--- EXERCISE BRIEF ---
Copy the entries below exactly. Images do not belong in the copy.

(Data extracted from a collection)

.....

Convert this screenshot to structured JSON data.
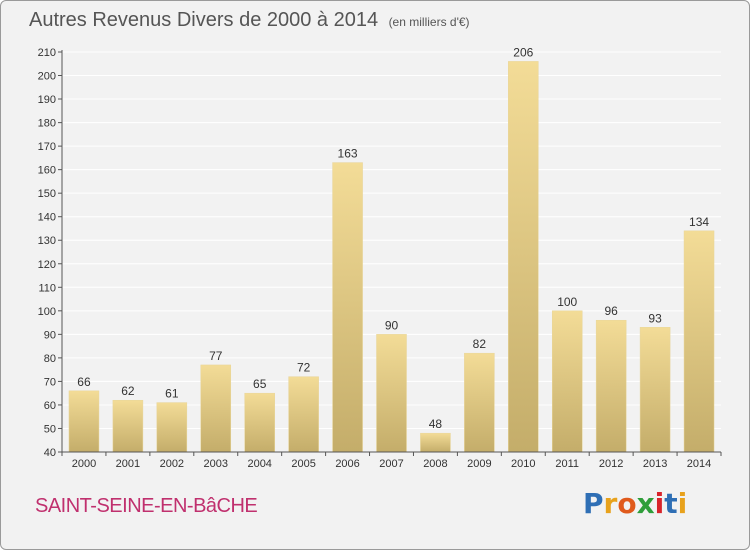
{
  "header": {
    "title": "Autres Revenus Divers de 2000 à 2014",
    "unit": "(en milliers d'€)"
  },
  "footer": {
    "place": "SAINT-SEINE-EN-BâCHE",
    "brand_letters": [
      "P",
      "r",
      "o",
      "x",
      "i",
      "t",
      "i"
    ],
    "brand_colors": [
      "#2f6fb5",
      "#e8a21c",
      "#e05a1c",
      "#2f9e3a",
      "#d8242b",
      "#2f6fb5",
      "#e8a21c"
    ]
  },
  "colors": {
    "bar_light": "#f3dc97",
    "bar_dark": "#c4ad6a",
    "grid": "#ffffff",
    "axis": "#555555",
    "text": "#333333"
  },
  "chart_data": {
    "type": "bar",
    "categories": [
      "2000",
      "2001",
      "2002",
      "2003",
      "2004",
      "2005",
      "2006",
      "2007",
      "2008",
      "2009",
      "2010",
      "2011",
      "2012",
      "2013",
      "2014"
    ],
    "values": [
      66,
      62,
      61,
      77,
      65,
      72,
      163,
      90,
      48,
      82,
      206,
      100,
      96,
      93,
      134
    ],
    "data_labels": [
      "66",
      "62",
      "61",
      "77",
      "65",
      "72",
      "163",
      "90",
      "48",
      "82",
      "206",
      "100",
      "96",
      "93",
      "134"
    ],
    "y_ticks": [
      "40",
      "50",
      "60",
      "70",
      "80",
      "90",
      "100",
      "110",
      "120",
      "130",
      "140",
      "150",
      "160",
      "170",
      "180",
      "190",
      "200",
      "210"
    ],
    "ylim": [
      40,
      210
    ],
    "grid": true,
    "legend": "none"
  }
}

.....

--- EXPECTED OUTPUT ---
Convert this screenshot to structured JSON data.
{
  "header": {
    "title": "Autres Revenus Divers de 2000 à 2014",
    "unit": "(en milliers d'€)"
  },
  "footer": {
    "place": "SAINT-SEINE-EN-BâCHE",
    "brand_letters": [
      "P",
      "r",
      "o",
      "x",
      "i",
      "t",
      "i"
    ],
    "brand_colors": [
      "#2f6fb5",
      "#e8a21c",
      "#e05a1c",
      "#2f9e3a",
      "#d8242b",
      "#2f6fb5",
      "#e8a21c"
    ]
  },
  "colors": {
    "bar_light": "#f3dc97",
    "bar_dark": "#c4ad6a",
    "grid": "#ffffff",
    "axis": "#555555",
    "text": "#333333"
  },
  "chart_data": {
    "type": "bar",
    "categories": [
      "2000",
      "2001",
      "2002",
      "2003",
      "2004",
      "2005",
      "2006",
      "2007",
      "2008",
      "2009",
      "2010",
      "2011",
      "2012",
      "2013",
      "2014"
    ],
    "values": [
      66,
      62,
      61,
      77,
      65,
      72,
      163,
      90,
      48,
      82,
      206,
      100,
      96,
      93,
      134
    ],
    "data_labels": [
      "66",
      "62",
      "61",
      "77",
      "65",
      "72",
      "163",
      "90",
      "48",
      "82",
      "206",
      "100",
      "96",
      "93",
      "134"
    ],
    "y_ticks": [
      "40",
      "50",
      "60",
      "70",
      "80",
      "90",
      "100",
      "110",
      "120",
      "130",
      "140",
      "150",
      "160",
      "170",
      "180",
      "190",
      "200",
      "210"
    ],
    "ylim": [
      40,
      210
    ],
    "grid": true,
    "legend": "none"
  }
}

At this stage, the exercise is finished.